### [Your goal]
Filter the entries below, keeping only lines with the word "IGMP".

(Source records)

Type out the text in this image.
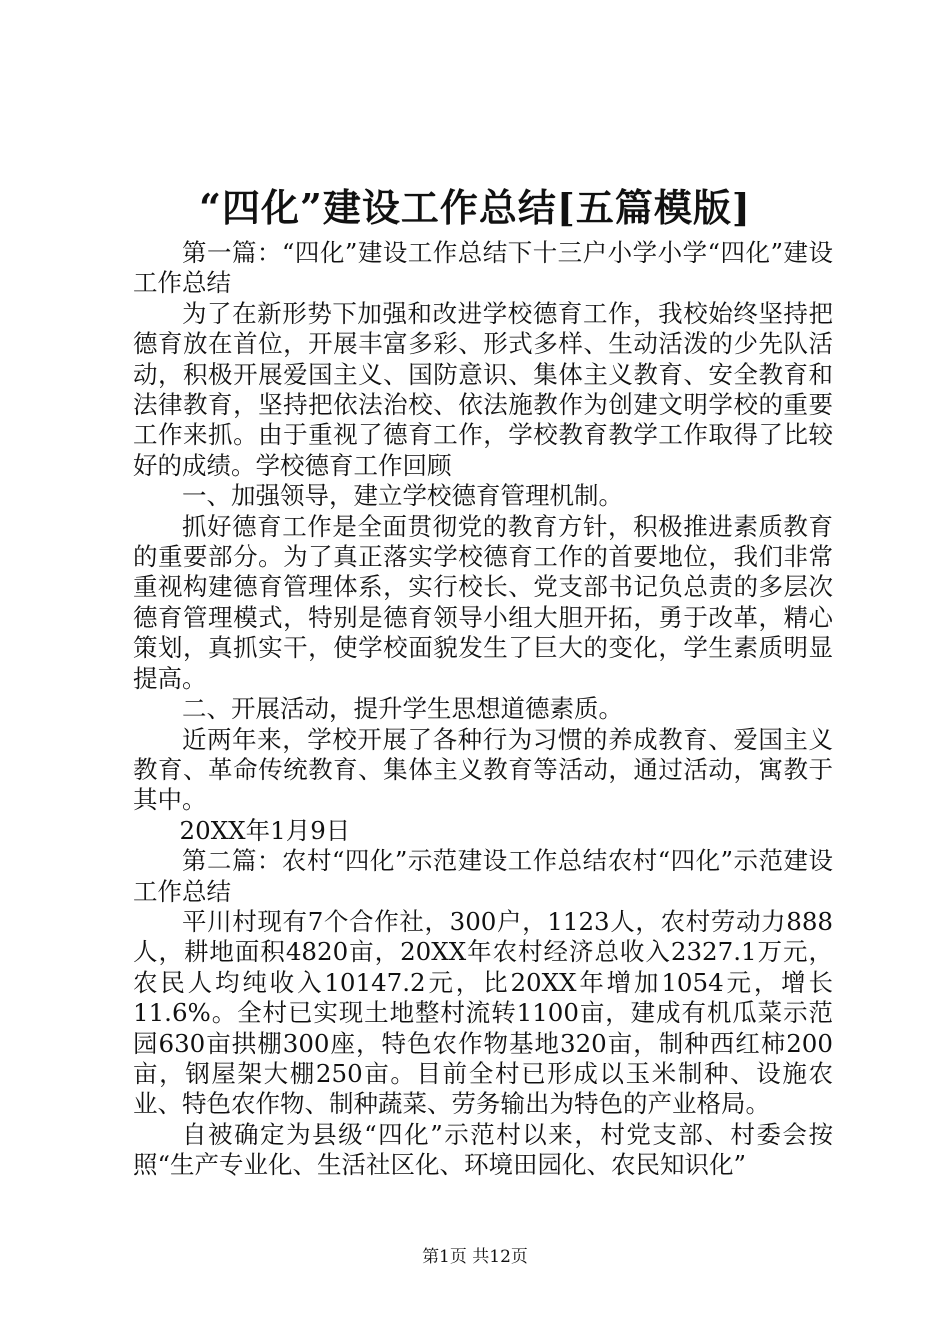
“四化”建设工作总结[五篇模版]

第一篇：“四化”建设工作总结下十三户小学小学“四化”建设工作总结

为了在新形势下加强和改进学校德育工作，我校始终坚持把德育放在首位，开展丰富多彩、形式多样、生动活泼的少先队活动，积极开展爱国主义、国防意识、集体主义教育、安全教育和法律教育，坚持把依法治校、依法施教作为创建文明学校的重要工作来抓。由于重视了德育工作，学校教育教学工作取得了比较好的成绩。学校德育工作回顾

一、加强领导，建立学校德育管理机制。

抓好德育工作是全面贯彻党的教育方针，积极推进素质教育的重要部分。为了真正落实学校德育工作的首要地位，我们非常重视构建德育管理体系，实行校长、党支部书记负总责的多层次德育管理模式，特别是德育领导小组大胆开拓，勇于改革，精心策划，真抓实干，使学校面貌发生了巨大的变化，学生素质明显提高。

二、开展活动，提升学生思想道德素质。

近两年来，学校开展了各种行为习惯的养成教育、爱国主义教育、革命传统教育、集体主义教育等活动，通过活动，寓教于其中。

20XX年1月9日

第二篇：农村“四化”示范建设工作总结农村“四化”示范建设工作总结

平川村现有7个合作社，300户，1123人，农村劳动力888人，耕地面积4820亩，20XX年农村经济总收入2327.1万元，农民人均纯收入10147.2元，比20XX年增加1054元，增长11.6%。全村已实现土地整村流转1100亩，建成有机瓜菜示范园630亩拱棚300座，特色农作物基地320亩，制种西红柿200亩，钢屋架大棚250亩。目前全村已形成以玉米制种、设施农业、特色农作物、制种蔬菜、劳务输出为特色的产业格局。

自被确定为县级“四化”示范村以来，村党支部、村委会按照“生产专业化、生活社区化、环境田园化、农民知识化”

第1页 共12页
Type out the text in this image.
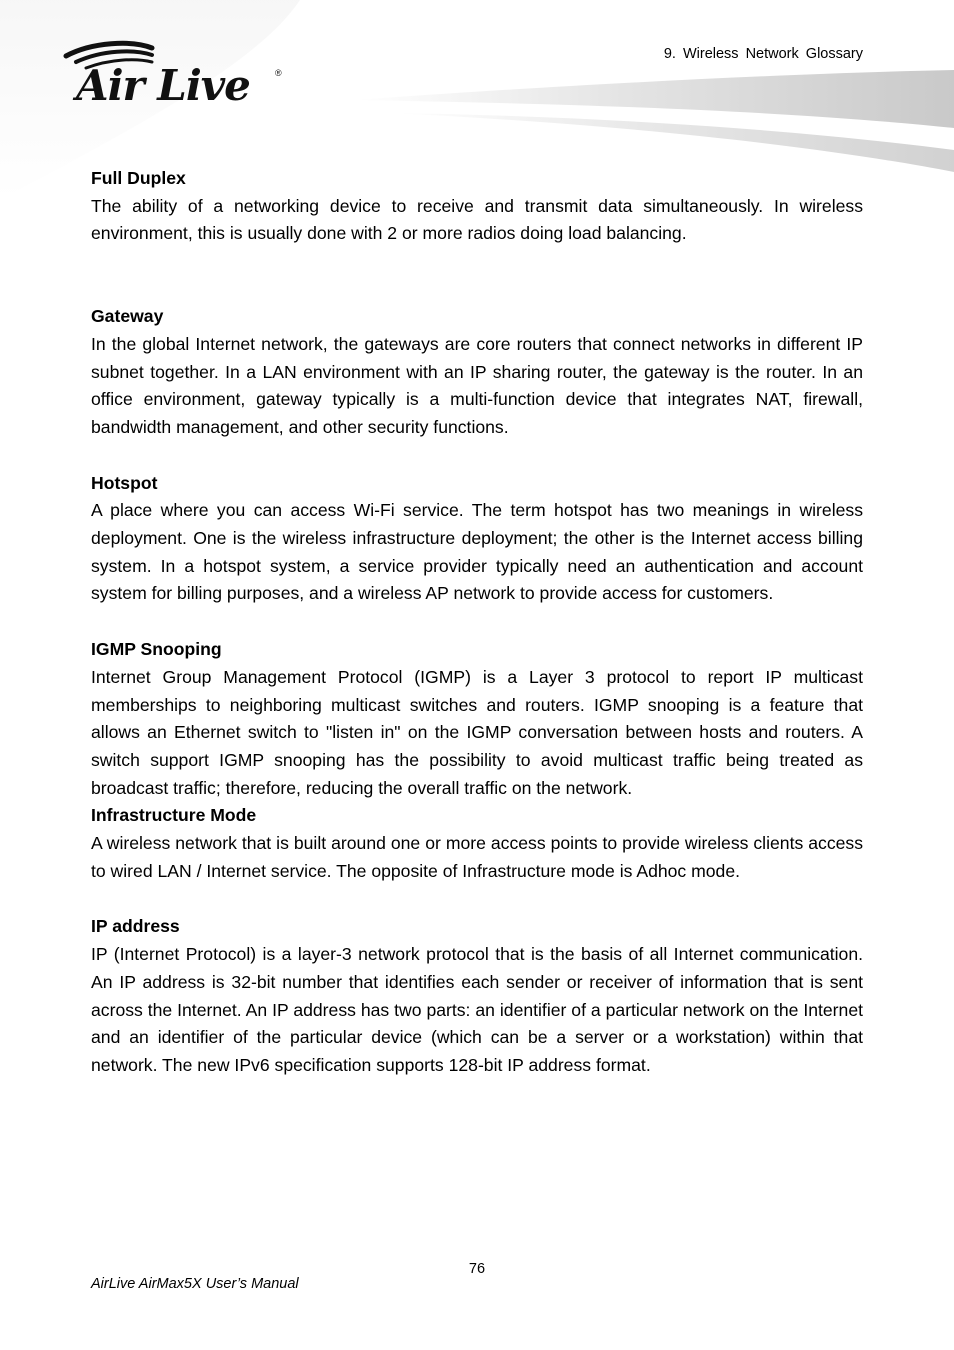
Air Live	®
9. Wireless Network Glossary

Full Duplex

The ability of a networking device to receive and transmit data simultaneously. In wireless environment, this is usually done with 2 or more radios doing load balancing.

Gateway

In the global Internet network, the gateways are core routers that connect networks in different IP subnet together. In a LAN environment with an IP sharing router, the gateway is the router. In an office environment, gateway typically is a multi-function device that integrates NAT, firewall, bandwidth management, and other security functions.

Hotspot

A place where you can access Wi-Fi service. The term hotspot has two meanings in wireless deployment. One is the wireless infrastructure deployment; the other is the Internet access billing system. In a hotspot system, a service provider typically need an authentication and account system for billing purposes, and a wireless AP network to provide access for customers.

IGMP Snooping

Internet Group Management Protocol (IGMP) is a Layer 3 protocol to report IP multicast memberships to neighboring multicast switches and routers. IGMP snooping is a feature that allows an Ethernet switch to "listen in" on the IGMP conversation between hosts and routers. A switch support IGMP snooping has the possibility to avoid multicast traffic being treated as broadcast traffic; therefore, reducing the overall traffic on the network.

Infrastructure Mode

A wireless network that is built around one or more access points to provide wireless clients access to wired LAN / Internet service. The opposite of Infrastructure mode is Adhoc mode.

IP address

IP (Internet Protocol) is a layer-3 network protocol that is the basis of all Internet communication. An IP address is 32-bit number that identifies each sender or receiver of information that is sent across the Internet. An IP address has two parts: an identifier of a particular network on the Internet and an identifier of the particular device (which can be a server or a workstation) within that network. The new IPv6 specification supports 128-bit IP address format.

76
AirLive AirMax5X User’s Manual
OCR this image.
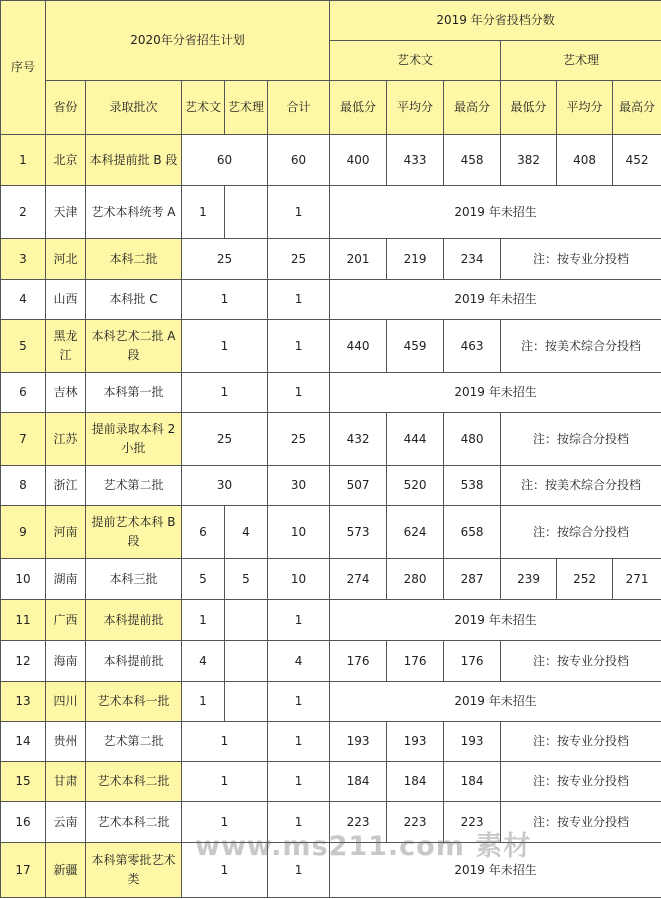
序号	2020年分省招生计划					2019 年分省投档分数					
						艺术文			艺术理		
	省份	录取批次	艺术文	艺术理	合计	最低分	平均分	最高分	最低分	平均分	最高分
1	北京	本科提前批 B 段	60		60	400	433	458	382	408	452
2	天津	艺术本科统考 A	1		1	2019 年未招生					
3	河北	本科二批	25		25	201	219	234	注：按专业分投档		
4	山西	本科批 C	1		1	2019 年未招生					
5	黑龙江	本科艺术二批 A 段	1		1	440	459	463	注：按美术综合分投档		
6	吉林	本科第一批	1		1	2019 年未招生					
7	江苏	提前录取本科 2 小批	25		25	432	444	480	注：按综合分投档		
8	浙江	艺术第二批	30		30	507	520	538	注：按美术综合分投档		
9	河南	提前艺术本科 B 段	6	4	10	573	624	658	注：按综合分投档		
10	湖南	本科三批	5	5	10	274	280	287	239	252	271
11	广西	本科提前批	1		1	2019 年未招生					
12	海南	本科提前批	4		4	176	176	176	注：按专业分投档		
13	四川	艺术本科一批	1		1	2019 年未招生					
14	贵州	艺术第二批	1		1	193	193	193	注：按专业分投档		
15	甘肃	艺术本科二批	1		1	184	184	184	注：按专业分投档		
16	云南	艺术本科二批	1		1	223	223	223	注：按专业分投档		
17	新疆	本科第零批艺术类	1		1	2019 年未招生					
www.ms211.com 素材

### [Result]
IGMP Snooping
Internet Group Management Protocol (IGMP) is a Layer 3 protocol to report IP multicast memberships to neighboring multicast switches and routers. IGMP snooping is a feature that allows an Ethernet switch to "listen in" on the IGMP conversation between hosts and routers. A switch support IGMP snooping has the possibility to avoid multicast traffic being treated as broadcast traffic; therefore, reducing the overall traffic on the network.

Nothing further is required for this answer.